### MATERIAL TO PROCESS ###

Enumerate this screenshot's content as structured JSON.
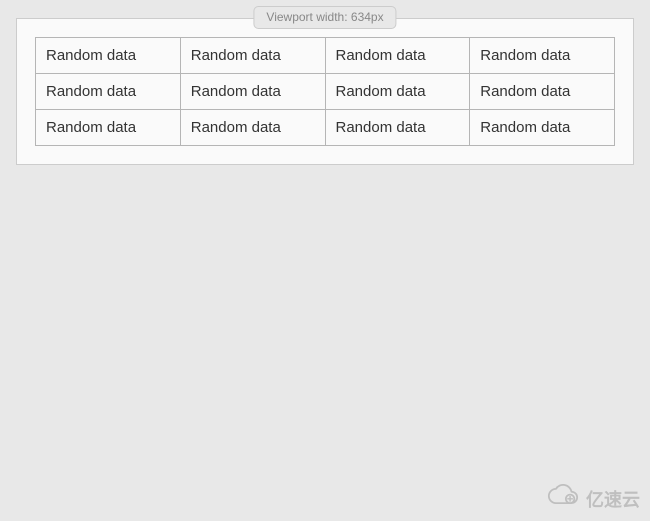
{
  "viewport": {
    "label": "Viewport width: 634px"
  },
  "table": {
    "rows": [
      {
        "cells": [
          "Random data",
          "Random data",
          "Random data",
          "Random data"
        ]
      },
      {
        "cells": [
          "Random data",
          "Random data",
          "Random data",
          "Random data"
        ]
      },
      {
        "cells": [
          "Random data",
          "Random data",
          "Random data",
          "Random data"
        ]
      }
    ]
  },
  "watermark": {
    "text": "亿速云",
    "icon": "cloud-logo-icon"
  }
}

###

Using the records above, output their complete text exactly, minus any images.

TASK SOLUTION -
Enumerate this screenshot's content as structured JSON.
{
  "viewport": {
    "label": "Viewport width: 634px"
  },
  "table": {
    "rows": [
      {
        "cells": [
          "Random data",
          "Random data",
          "Random data",
          "Random data"
        ]
      },
      {
        "cells": [
          "Random data",
          "Random data",
          "Random data",
          "Random data"
        ]
      },
      {
        "cells": [
          "Random data",
          "Random data",
          "Random data",
          "Random data"
        ]
      }
    ]
  },
  "watermark": {
    "text": "亿速云",
    "icon": "cloud-logo-icon"
  }
}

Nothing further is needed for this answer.